> **LISTED RECORDS**
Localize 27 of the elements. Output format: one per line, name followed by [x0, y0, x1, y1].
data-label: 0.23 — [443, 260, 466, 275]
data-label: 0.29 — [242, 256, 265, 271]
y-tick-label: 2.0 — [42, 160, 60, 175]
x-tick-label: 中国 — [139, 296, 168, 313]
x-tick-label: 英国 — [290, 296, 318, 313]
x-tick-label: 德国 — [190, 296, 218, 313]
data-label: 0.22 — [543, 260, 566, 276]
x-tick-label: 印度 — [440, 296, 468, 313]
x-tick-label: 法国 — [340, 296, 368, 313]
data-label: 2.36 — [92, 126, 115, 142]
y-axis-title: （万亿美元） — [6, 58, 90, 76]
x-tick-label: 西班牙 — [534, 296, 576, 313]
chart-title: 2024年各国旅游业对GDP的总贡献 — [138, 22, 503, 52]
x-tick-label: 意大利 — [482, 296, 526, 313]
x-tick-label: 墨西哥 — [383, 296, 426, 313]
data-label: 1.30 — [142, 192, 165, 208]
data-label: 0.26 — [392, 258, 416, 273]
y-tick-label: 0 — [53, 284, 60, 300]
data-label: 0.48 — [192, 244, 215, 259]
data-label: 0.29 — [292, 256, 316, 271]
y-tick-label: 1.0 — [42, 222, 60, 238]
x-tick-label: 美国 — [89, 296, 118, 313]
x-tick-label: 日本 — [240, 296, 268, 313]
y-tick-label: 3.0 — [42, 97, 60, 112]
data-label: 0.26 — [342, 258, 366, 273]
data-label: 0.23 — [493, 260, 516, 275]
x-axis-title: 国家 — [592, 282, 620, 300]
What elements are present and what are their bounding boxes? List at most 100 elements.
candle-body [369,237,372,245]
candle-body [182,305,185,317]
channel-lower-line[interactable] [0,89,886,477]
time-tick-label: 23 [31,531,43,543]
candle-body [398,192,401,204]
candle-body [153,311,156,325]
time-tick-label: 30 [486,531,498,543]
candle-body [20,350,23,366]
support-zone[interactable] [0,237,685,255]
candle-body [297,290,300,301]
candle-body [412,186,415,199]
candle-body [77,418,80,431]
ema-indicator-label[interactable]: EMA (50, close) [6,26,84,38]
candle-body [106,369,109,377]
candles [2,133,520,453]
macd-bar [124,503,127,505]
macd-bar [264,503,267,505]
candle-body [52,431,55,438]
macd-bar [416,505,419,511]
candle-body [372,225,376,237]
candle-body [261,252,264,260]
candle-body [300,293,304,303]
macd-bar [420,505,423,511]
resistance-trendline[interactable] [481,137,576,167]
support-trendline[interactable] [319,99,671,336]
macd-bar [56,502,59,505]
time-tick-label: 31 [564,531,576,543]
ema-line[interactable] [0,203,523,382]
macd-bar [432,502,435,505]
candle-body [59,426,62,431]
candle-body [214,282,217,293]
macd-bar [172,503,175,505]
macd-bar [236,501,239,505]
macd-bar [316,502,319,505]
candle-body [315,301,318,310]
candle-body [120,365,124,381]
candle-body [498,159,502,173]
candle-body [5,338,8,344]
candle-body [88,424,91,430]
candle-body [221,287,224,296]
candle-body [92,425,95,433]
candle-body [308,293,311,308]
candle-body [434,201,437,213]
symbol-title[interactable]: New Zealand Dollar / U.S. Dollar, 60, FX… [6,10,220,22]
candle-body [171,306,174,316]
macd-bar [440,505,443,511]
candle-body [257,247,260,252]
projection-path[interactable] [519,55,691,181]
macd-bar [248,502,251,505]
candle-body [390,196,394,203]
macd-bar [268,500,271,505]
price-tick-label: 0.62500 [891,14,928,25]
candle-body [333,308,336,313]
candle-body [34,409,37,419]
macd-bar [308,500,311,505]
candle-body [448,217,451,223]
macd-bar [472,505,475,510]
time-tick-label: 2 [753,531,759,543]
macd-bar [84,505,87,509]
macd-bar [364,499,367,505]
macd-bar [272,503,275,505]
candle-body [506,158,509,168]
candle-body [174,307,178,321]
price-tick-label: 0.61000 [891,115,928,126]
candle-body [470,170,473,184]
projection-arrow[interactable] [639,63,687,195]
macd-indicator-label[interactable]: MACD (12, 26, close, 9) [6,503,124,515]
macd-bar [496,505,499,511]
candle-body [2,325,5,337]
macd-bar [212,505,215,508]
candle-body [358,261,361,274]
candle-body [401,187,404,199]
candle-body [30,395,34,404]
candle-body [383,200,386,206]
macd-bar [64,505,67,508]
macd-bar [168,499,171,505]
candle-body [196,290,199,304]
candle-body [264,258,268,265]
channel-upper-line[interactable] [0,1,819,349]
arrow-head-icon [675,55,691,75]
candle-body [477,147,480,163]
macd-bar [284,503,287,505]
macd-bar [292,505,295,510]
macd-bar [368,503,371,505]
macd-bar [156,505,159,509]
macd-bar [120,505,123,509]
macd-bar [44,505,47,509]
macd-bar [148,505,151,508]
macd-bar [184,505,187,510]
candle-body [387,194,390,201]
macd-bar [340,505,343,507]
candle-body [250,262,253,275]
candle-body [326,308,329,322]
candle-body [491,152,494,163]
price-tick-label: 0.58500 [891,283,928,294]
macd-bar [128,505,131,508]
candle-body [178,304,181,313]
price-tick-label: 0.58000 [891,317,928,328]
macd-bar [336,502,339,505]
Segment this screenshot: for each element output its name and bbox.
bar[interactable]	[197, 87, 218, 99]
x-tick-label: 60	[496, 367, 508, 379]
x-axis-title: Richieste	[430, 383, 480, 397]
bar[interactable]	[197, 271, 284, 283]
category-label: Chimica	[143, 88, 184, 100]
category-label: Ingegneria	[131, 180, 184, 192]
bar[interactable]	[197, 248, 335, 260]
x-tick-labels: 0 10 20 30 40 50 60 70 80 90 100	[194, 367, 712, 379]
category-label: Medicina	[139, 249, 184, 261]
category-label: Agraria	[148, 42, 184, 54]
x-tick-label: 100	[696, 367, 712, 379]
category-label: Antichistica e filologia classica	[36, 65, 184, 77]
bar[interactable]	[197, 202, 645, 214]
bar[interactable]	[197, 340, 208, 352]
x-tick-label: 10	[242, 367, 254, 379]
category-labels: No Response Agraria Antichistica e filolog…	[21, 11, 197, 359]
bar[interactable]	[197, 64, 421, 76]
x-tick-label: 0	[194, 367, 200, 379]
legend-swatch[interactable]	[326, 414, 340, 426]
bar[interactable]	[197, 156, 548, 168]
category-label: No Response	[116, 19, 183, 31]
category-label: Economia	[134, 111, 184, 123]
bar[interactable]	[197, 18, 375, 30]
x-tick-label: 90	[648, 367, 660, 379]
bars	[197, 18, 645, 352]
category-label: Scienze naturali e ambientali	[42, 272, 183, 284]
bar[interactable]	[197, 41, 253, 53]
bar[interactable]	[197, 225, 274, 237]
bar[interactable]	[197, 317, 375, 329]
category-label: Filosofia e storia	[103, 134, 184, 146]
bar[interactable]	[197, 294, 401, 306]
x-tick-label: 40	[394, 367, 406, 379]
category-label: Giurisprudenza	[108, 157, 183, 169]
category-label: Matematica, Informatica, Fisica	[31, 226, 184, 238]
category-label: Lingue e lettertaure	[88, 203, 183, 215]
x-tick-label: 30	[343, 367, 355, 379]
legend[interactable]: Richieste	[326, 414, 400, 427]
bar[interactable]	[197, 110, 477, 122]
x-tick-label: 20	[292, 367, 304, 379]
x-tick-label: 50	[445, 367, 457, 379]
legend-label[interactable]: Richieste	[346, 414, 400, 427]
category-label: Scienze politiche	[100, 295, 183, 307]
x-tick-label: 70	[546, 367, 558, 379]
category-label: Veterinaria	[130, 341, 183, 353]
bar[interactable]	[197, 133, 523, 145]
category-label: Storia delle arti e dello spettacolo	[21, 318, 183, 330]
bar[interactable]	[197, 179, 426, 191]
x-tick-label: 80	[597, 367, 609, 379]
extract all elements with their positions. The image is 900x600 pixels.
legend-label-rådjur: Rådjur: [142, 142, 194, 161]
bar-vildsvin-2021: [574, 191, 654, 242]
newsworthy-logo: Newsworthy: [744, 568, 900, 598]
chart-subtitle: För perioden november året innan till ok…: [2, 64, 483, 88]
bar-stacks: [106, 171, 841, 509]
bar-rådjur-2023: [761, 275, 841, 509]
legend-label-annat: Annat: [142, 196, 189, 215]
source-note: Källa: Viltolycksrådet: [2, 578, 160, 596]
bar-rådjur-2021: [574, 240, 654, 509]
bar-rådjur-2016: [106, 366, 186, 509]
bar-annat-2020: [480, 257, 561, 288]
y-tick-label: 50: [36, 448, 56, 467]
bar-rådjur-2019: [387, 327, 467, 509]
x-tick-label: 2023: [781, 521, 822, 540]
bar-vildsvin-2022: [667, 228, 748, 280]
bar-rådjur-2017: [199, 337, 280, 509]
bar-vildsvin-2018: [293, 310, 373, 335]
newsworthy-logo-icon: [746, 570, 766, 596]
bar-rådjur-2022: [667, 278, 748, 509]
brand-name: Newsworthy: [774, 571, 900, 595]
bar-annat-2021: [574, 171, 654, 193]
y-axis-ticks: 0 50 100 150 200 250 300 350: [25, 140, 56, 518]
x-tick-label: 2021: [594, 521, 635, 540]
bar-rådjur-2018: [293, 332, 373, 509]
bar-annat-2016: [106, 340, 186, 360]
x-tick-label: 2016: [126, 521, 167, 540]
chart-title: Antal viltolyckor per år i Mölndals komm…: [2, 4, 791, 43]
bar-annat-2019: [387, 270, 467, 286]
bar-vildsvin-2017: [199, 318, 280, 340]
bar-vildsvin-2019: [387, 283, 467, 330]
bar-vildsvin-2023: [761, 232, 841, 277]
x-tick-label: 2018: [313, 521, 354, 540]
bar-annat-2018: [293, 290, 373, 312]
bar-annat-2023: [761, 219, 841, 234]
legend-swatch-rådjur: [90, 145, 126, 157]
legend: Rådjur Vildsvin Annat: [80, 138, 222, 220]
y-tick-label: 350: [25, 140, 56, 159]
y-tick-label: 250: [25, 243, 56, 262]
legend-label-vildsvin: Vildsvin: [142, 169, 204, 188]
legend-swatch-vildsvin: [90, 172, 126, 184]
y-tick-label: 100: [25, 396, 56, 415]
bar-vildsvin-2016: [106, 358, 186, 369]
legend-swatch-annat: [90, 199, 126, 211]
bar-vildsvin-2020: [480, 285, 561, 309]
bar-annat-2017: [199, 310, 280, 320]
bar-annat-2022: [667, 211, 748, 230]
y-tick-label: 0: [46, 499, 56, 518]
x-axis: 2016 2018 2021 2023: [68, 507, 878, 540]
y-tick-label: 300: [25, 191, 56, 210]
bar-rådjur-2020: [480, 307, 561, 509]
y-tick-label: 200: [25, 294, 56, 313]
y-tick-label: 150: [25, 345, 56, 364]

> **WHAT THE EXERCISE ASKS**
Please reproduce the records word for word, starting with the first line and ending after the line that contains "ema-line[interactable] [0,203,523,382]".

> **SOLUTION TO THIS PROBLEM**
Localize 27 of the elements. Output format: one per line, name followed by [x0, y0, x1, y1].
data-label: 0.23 — [443, 260, 466, 275]
data-label: 0.29 — [242, 256, 265, 271]
y-tick-label: 2.0 — [42, 160, 60, 175]
x-tick-label: 中国 — [139, 296, 168, 313]
x-tick-label: 英国 — [290, 296, 318, 313]
x-tick-label: 德国 — [190, 296, 218, 313]
data-label: 0.22 — [543, 260, 566, 276]
x-tick-label: 印度 — [440, 296, 468, 313]
x-tick-label: 法国 — [340, 296, 368, 313]
data-label: 2.36 — [92, 126, 115, 142]
y-axis-title: （万亿美元） — [6, 58, 90, 76]
x-tick-label: 西班牙 — [534, 296, 576, 313]
chart-title: 2024年各国旅游业对GDP的总贡献 — [138, 22, 503, 52]
x-tick-label: 意大利 — [482, 296, 526, 313]
x-tick-label: 墨西哥 — [383, 296, 426, 313]
data-label: 1.30 — [142, 192, 165, 208]
data-label: 0.26 — [392, 258, 416, 273]
y-tick-label: 0 — [53, 284, 60, 300]
data-label: 0.48 — [192, 244, 215, 259]
data-label: 0.29 — [292, 256, 316, 271]
y-tick-label: 1.0 — [42, 222, 60, 238]
x-tick-label: 美国 — [89, 296, 118, 313]
x-tick-label: 日本 — [240, 296, 268, 313]
y-tick-label: 3.0 — [42, 97, 60, 112]
data-label: 0.26 — [342, 258, 366, 273]
data-label: 0.23 — [493, 260, 516, 275]
x-axis-title: 国家 — [592, 282, 620, 300]
What elements are present and what are their bounding boxes? List at most 100 elements.
candle-body [369,237,372,245]
candle-body [182,305,185,317]
channel-lower-line[interactable] [0,89,886,477]
time-tick-label: 23 [31,531,43,543]
candle-body [398,192,401,204]
candle-body [153,311,156,325]
time-tick-label: 30 [486,531,498,543]
candle-body [20,350,23,366]
support-zone[interactable] [0,237,685,255]
candle-body [297,290,300,301]
candle-body [412,186,415,199]
candle-body [77,418,80,431]
ema-indicator-label[interactable]: EMA (50, close) [6,26,84,38]
candle-body [106,369,109,377]
candles [2,133,520,453]
macd-bar [124,503,127,505]
macd-bar [264,503,267,505]
candle-body [52,431,55,438]
macd-bar [416,505,419,511]
candle-body [372,225,376,237]
candle-body [261,252,264,260]
candle-body [300,293,304,303]
macd-bar [420,505,423,511]
resistance-trendline[interactable] [481,137,576,167]
support-trendline[interactable] [319,99,671,336]
macd-bar [56,502,59,505]
time-tick-label: 31 [564,531,576,543]
ema-line[interactable] [0,203,523,382]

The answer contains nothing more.